Task instructions: Repeat each record exactly. Any picture gets left out.

Material for this exercise:
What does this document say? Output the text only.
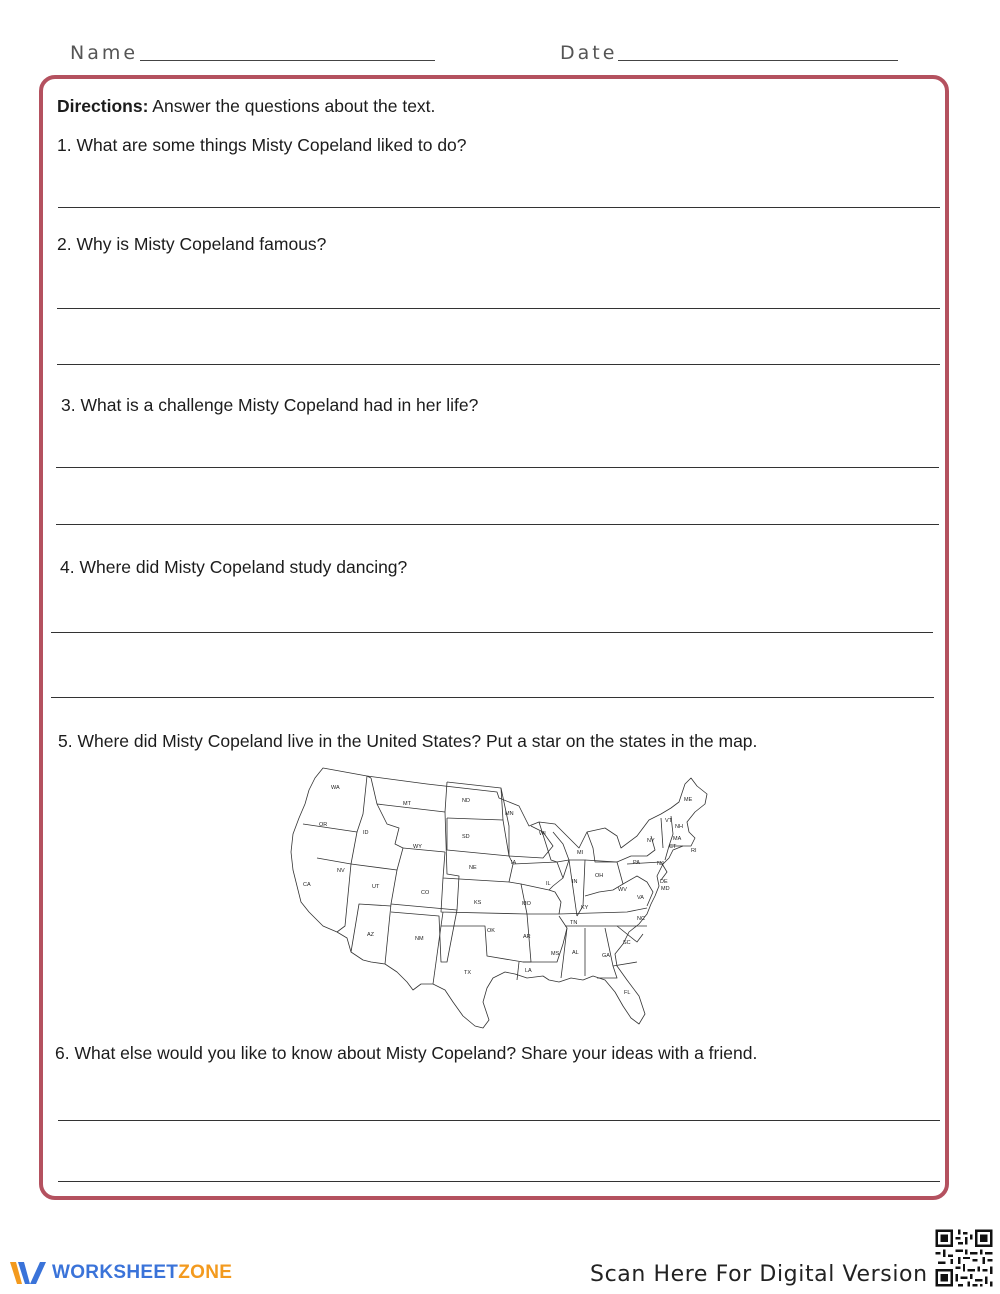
Name	Date
Directions: Answer the questions about the text.
1. What are some things Misty Copeland liked to do?
2. Why is Misty Copeland famous?
3. What is a challenge Misty Copeland had in her life?
4. Where did Misty Copeland study dancing?
5. Where did Misty Copeland live in the United States? Put a star on the states in the map.
WA
OR
CA
ID
NV
MT
WY
UT
AZ
CO
NM
ND
SD
NE
KS
OK
TX
MN
IA
MO
AR
LA
WI
IL
MI
IN
OH
KY
TN
MS AL	GA
FL
SC
NC
VA
WV
PA
NY
VT
NH
ME
MA
RI
CT
NJ
DE
MD
6. What else would you like to know about Misty Copeland? Share your ideas with a friend.
WORKSHEETZONE	Scan Here For Digital Version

Response to this exercise:
What does this document say? Output the text only.
Name	Date
Directions: Answer the questions about the text.
1. What are some things Misty Copeland liked to do?
2. Why is Misty Copeland famous?
3. What is a challenge Misty Copeland had in her life?
4. Where did Misty Copeland study dancing?
5. Where did Misty Copeland live in the United States? Put a star on the states in the map.
WA
OR
CA
ID
NV
MT
WY
UT
AZ
CO
NM
ND
SD
NE
KS
OK
TX
MN
IA
MO
AR
LA
WI
IL
MI
IN
OH
KY
TN
MS AL	GA
FL
SC
NC
VA
WV
PA
NY
VT
NH
ME
MA
RI
CT
NJ
DE
MD
6. What else would you like to know about Misty Copeland? Share your ideas with a friend.
WORKSHEETZONE	Scan Here For Digital Version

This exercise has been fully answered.